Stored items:
--------------------------------------------------
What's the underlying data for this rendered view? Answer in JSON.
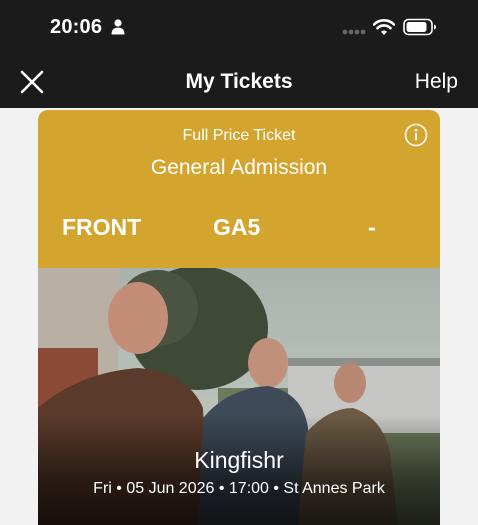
{
  "status_bar": {
    "time": "20:06"
  },
  "nav": {
    "title": "My Tickets",
    "help_label": "Help"
  },
  "ticket": {
    "ticket_type": "Full Price Ticket",
    "admission": "General Admission",
    "section": "FRONT",
    "area": "GA5",
    "seat": "-",
    "accent_color": "#d3a42e"
  },
  "event": {
    "artist": "Kingfishr",
    "details": "Fri • 05 Jun 2026 • 17:00 • St Annes Park"
  },
  "icons": [
    "person-icon",
    "signal-icon",
    "wifi-icon",
    "battery-icon",
    "close-icon",
    "info-icon"
  ]
}
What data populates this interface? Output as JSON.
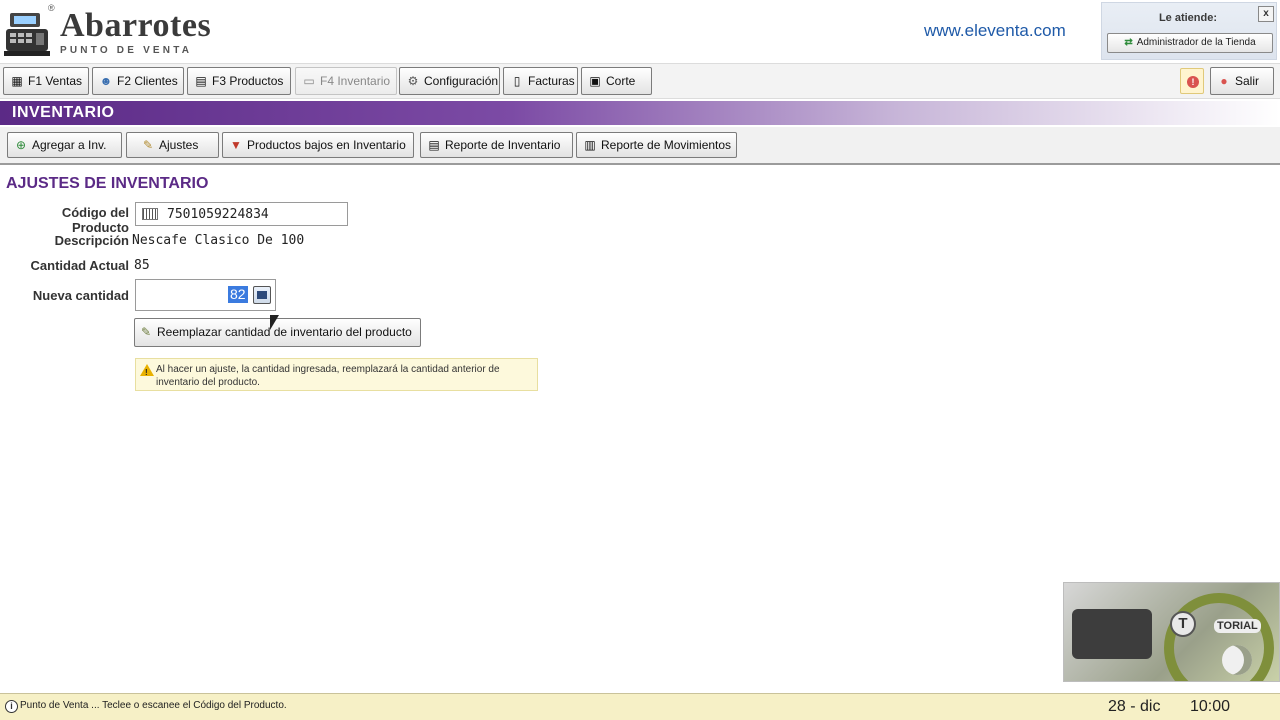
{
  "header": {
    "logo_title": "Abarrotes",
    "logo_subtitle": "PUNTO DE VENTA",
    "logo_reg": "®",
    "site_url": "www.eleventa.com",
    "attend_label": "Le atiende:",
    "attend_user": "Administrador de la Tienda",
    "close_label": "x"
  },
  "toolbar": {
    "items": [
      {
        "label": "F1 Ventas",
        "icon": "cash-register-icon"
      },
      {
        "label": "F2 Clientes",
        "icon": "clients-icon"
      },
      {
        "label": "F3 Productos",
        "icon": "products-icon"
      },
      {
        "label": "F4 Inventario",
        "icon": "inventory-icon",
        "disabled": true
      },
      {
        "label": "Configuración",
        "icon": "gear-icon"
      },
      {
        "label": "Facturas",
        "icon": "invoice-icon"
      },
      {
        "label": "Corte",
        "icon": "cut-icon"
      }
    ],
    "exit_label": "Salir"
  },
  "section": {
    "title": "INVENTARIO"
  },
  "subtoolbar": {
    "items": [
      {
        "label": "Agregar a Inv.",
        "icon": "add-icon"
      },
      {
        "label": "Ajustes",
        "icon": "pencil-icon"
      },
      {
        "label": "Productos bajos en Inventario",
        "icon": "low-stock-icon"
      },
      {
        "label": "Reporte de Inventario",
        "icon": "report-icon"
      },
      {
        "label": "Reporte de Movimientos",
        "icon": "movements-icon"
      }
    ]
  },
  "form": {
    "title": "AJUSTES DE INVENTARIO",
    "code_label": "Código del Producto",
    "code_value": "7501059224834",
    "description_label": "Descripción",
    "description_value": "Nescafe Clasico De 100",
    "current_qty_label": "Cantidad Actual",
    "current_qty_value": "85",
    "new_qty_label": "Nueva cantidad",
    "new_qty_value": "82",
    "replace_button": "Reemplazar cantidad de inventario del producto",
    "note": "Al hacer un ajuste, la cantidad ingresada, reemplazará la cantidad anterior de inventario del producto."
  },
  "tutorial": {
    "letter": "T",
    "word": "TORIAL"
  },
  "status": {
    "icon": "i",
    "text": "Punto de Venta ... Teclee o escanee el Código del Producto.",
    "date": "28 - dic",
    "time": "10:00"
  },
  "colors": {
    "accent_purple": "#5b2a86",
    "url_blue": "#1f5aa8",
    "status_bg": "#f6f0c6",
    "selection_blue": "#3b7bdf"
  }
}
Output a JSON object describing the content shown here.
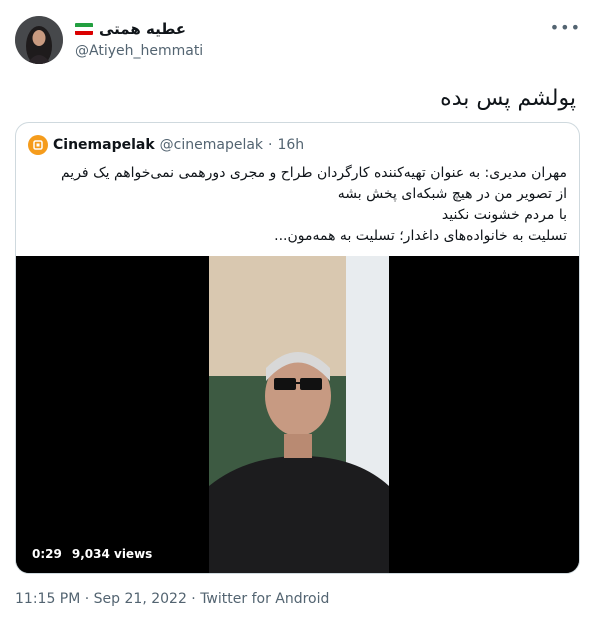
{
  "author": {
    "display_name": "عطیه همتی",
    "handle": "@Atiyeh_hemmati",
    "flag_icon": "iran-flag-icon"
  },
  "tweet_text": "پولشم پس بده",
  "quoted": {
    "name": "Cinemapelak",
    "handle": "@cinemapelak",
    "separator": "·",
    "time": "16h",
    "text_lines": [
      "مهران مدیری: به عنوان تهیه‌کننده کارگردان طراح و مجری دورهمی نمی‌خواهم یک فریم",
      "از تصویر من در هیچ شبکه‌ای پخش بشه",
      "با مردم خشونت نکنید",
      "تسلیت به خانواده‌های داغدار؛ تسلیت به همه‌مون..."
    ],
    "video": {
      "duration": "0:29",
      "views": "9,034 views"
    }
  },
  "footer": "11:15 PM · Sep 21, 2022 · Twitter for Android",
  "more_icon": "more-icon",
  "colors": {
    "secondary_text": "#536471",
    "brand_orange": "#f59c1c",
    "border": "#cfd9de"
  }
}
--------------------------------------------------
[Short problem]: Pictures in the records must not appear in the copy; transcribe everything else precisely.

[Output of the task]:
What's the underlying data for this rendered view? Answer in JSON.
{
  "status_bar": {
    "time": "20:06"
  },
  "nav": {
    "title": "My Tickets",
    "help_label": "Help"
  },
  "ticket": {
    "ticket_type": "Full Price Ticket",
    "admission": "General Admission",
    "section": "FRONT",
    "area": "GA5",
    "seat": "-",
    "accent_color": "#d3a42e"
  },
  "event": {
    "artist": "Kingfishr",
    "details": "Fri • 05 Jun 2026 • 17:00 • St Annes Park"
  },
  "icons": [
    "person-icon",
    "signal-icon",
    "wifi-icon",
    "battery-icon",
    "close-icon",
    "info-icon"
  ]
}
What data populates this interface? Output as JSON.
{
  "header": {
    "logo_title": "Abarrotes",
    "logo_subtitle": "PUNTO DE VENTA",
    "logo_reg": "®",
    "site_url": "www.eleventa.com",
    "attend_label": "Le atiende:",
    "attend_user": "Administrador de la Tienda",
    "close_label": "x"
  },
  "toolbar": {
    "items": [
      {
        "label": "F1 Ventas",
        "icon": "cash-register-icon"
      },
      {
        "label": "F2 Clientes",
        "icon": "clients-icon"
      },
      {
        "label": "F3 Productos",
        "icon": "products-icon"
      },
      {
        "label": "F4 Inventario",
        "icon": "inventory-icon",
        "disabled": true
      },
      {
        "label": "Configuración",
        "icon": "gear-icon"
      },
      {
        "label": "Facturas",
        "icon": "invoice-icon"
      },
      {
        "label": "Corte",
        "icon": "cut-icon"
      }
    ],
    "exit_label": "Salir"
  },
  "section": {
    "title": "INVENTARIO"
  },
  "subtoolbar": {
    "items": [
      {
        "label": "Agregar a Inv.",
        "icon": "add-icon"
      },
      {
        "label": "Ajustes",
        "icon": "pencil-icon"
      },
      {
        "label": "Productos bajos en Inventario",
        "icon": "low-stock-icon"
      },
      {
        "label": "Reporte de Inventario",
        "icon": "report-icon"
      },
      {
        "label": "Reporte de Movimientos",
        "icon": "movements-icon"
      }
    ]
  },
  "form": {
    "title": "AJUSTES DE INVENTARIO",
    "code_label": "Código del Producto",
    "code_value": "7501059224834",
    "description_label": "Descripción",
    "description_value": "Nescafe Clasico De 100",
    "current_qty_label": "Cantidad Actual",
    "current_qty_value": "85",
    "new_qty_label": "Nueva cantidad",
    "new_qty_value": "82",
    "replace_button": "Reemplazar cantidad de inventario del producto",
    "note": "Al hacer un ajuste, la cantidad ingresada, reemplazará la cantidad anterior de inventario del producto."
  },
  "tutorial": {
    "letter": "T",
    "word": "TORIAL"
  },
  "status": {
    "icon": "i",
    "text": "Punto de Venta ... Teclee o escanee el Código del Producto.",
    "date": "28 - dic",
    "time": "10:00"
  },
  "colors": {
    "accent_purple": "#5b2a86",
    "url_blue": "#1f5aa8",
    "status_bg": "#f6f0c6",
    "selection_blue": "#3b7bdf"
  }
}
Output a JSON object describing the content shown here.
{
  "author": {
    "display_name": "عطیه همتی",
    "handle": "@Atiyeh_hemmati",
    "flag_icon": "iran-flag-icon"
  },
  "tweet_text": "پولشم پس بده",
  "quoted": {
    "name": "Cinemapelak",
    "handle": "@cinemapelak",
    "separator": "·",
    "time": "16h",
    "text_lines": [
      "مهران مدیری: به عنوان تهیه‌کننده کارگردان طراح و مجری دورهمی نمی‌خواهم یک فریم",
      "از تصویر من در هیچ شبکه‌ای پخش بشه",
      "با مردم خشونت نکنید",
      "تسلیت به خانواده‌های داغدار؛ تسلیت به همه‌مون..."
    ],
    "video": {
      "duration": "0:29",
      "views": "9,034 views"
    }
  },
  "footer": "11:15 PM · Sep 21, 2022 · Twitter for Android",
  "more_icon": "more-icon",
  "colors": {
    "secondary_text": "#536471",
    "brand_orange": "#f59c1c",
    "border": "#cfd9de"
  }
}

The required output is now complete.